--- START OF Given entries ---
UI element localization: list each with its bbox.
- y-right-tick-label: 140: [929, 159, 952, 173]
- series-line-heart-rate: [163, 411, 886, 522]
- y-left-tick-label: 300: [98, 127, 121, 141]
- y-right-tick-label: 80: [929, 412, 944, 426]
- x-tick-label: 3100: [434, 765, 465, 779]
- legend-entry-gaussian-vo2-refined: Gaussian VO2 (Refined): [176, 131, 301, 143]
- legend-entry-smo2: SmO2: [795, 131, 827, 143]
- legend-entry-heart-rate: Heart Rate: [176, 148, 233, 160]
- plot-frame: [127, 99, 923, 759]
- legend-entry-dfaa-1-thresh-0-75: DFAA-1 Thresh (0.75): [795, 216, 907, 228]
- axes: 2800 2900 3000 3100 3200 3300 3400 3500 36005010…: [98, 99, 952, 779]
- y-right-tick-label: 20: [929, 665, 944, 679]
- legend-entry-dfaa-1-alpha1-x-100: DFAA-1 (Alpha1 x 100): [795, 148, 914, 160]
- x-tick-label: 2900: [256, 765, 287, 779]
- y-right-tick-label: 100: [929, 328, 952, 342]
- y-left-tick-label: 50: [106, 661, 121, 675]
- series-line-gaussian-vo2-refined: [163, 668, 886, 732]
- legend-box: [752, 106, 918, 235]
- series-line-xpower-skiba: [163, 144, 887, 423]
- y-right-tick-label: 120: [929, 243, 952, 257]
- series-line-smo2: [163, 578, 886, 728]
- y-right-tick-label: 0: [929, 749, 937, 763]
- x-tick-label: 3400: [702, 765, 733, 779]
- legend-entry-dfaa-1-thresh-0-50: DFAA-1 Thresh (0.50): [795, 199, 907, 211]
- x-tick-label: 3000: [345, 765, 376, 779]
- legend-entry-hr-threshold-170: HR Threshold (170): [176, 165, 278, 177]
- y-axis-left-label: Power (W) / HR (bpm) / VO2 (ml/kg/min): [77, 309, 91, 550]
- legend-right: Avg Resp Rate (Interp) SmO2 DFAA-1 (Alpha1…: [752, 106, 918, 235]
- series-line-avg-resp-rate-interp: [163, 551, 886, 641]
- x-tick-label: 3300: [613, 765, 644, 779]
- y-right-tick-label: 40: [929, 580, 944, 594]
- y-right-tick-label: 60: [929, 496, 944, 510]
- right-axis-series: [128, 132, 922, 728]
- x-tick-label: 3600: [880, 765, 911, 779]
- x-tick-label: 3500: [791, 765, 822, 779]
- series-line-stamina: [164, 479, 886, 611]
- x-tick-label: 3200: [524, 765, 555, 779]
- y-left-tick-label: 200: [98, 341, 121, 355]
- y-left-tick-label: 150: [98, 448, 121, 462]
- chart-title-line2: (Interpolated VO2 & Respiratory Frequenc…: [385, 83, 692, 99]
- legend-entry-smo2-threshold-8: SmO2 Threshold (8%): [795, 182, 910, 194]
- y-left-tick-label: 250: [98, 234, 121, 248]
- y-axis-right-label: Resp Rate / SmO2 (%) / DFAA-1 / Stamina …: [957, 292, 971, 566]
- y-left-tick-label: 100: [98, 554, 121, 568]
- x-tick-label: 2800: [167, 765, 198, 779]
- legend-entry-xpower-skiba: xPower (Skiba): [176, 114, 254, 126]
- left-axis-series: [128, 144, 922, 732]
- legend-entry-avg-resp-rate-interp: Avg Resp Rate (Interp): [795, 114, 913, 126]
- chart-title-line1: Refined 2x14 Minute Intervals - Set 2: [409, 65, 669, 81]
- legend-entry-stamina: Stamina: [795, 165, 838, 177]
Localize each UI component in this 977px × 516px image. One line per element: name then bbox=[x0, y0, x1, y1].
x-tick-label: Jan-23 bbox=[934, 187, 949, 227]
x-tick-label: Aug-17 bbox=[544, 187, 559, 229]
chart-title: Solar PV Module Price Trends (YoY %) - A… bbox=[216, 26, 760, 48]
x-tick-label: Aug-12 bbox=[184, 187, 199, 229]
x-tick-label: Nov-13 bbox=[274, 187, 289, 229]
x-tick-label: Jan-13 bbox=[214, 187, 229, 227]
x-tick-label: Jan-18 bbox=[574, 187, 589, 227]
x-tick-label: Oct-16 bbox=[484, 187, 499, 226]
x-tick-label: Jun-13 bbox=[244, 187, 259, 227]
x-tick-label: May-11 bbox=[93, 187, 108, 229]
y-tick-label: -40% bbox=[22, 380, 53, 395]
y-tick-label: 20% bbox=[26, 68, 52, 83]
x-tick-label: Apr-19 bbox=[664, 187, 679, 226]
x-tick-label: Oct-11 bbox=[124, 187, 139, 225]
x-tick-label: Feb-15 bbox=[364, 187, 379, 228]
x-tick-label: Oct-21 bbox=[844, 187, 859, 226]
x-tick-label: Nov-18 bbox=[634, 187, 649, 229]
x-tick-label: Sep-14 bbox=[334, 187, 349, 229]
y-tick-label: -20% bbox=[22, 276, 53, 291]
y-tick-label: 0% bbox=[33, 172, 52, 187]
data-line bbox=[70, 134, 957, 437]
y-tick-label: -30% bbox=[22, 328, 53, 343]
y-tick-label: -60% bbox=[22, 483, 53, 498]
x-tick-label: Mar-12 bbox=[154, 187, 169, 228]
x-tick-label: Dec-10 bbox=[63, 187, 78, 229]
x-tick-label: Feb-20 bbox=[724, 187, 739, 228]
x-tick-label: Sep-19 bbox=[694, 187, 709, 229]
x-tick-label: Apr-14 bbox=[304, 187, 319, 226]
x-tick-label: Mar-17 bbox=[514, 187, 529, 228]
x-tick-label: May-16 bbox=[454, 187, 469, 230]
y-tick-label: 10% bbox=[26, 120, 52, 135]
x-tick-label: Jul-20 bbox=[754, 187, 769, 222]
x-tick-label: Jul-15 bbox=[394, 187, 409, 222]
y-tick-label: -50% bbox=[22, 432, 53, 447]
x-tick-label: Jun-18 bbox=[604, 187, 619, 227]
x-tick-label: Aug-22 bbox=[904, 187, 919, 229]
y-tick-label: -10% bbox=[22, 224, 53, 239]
--- END OF Given entries ---
> _Task_
Retype the records from their first line through the line that contains "- x-tick-label: 3100: [434, 765, 465, 779]", copying each line without any change.

> _Exercise answer_
UI element localization: list each with its bbox.
- y-right-tick-label: 140: [929, 159, 952, 173]
- series-line-heart-rate: [163, 411, 886, 522]
- y-left-tick-label: 300: [98, 127, 121, 141]
- y-right-tick-label: 80: [929, 412, 944, 426]
- x-tick-label: 3100: [434, 765, 465, 779]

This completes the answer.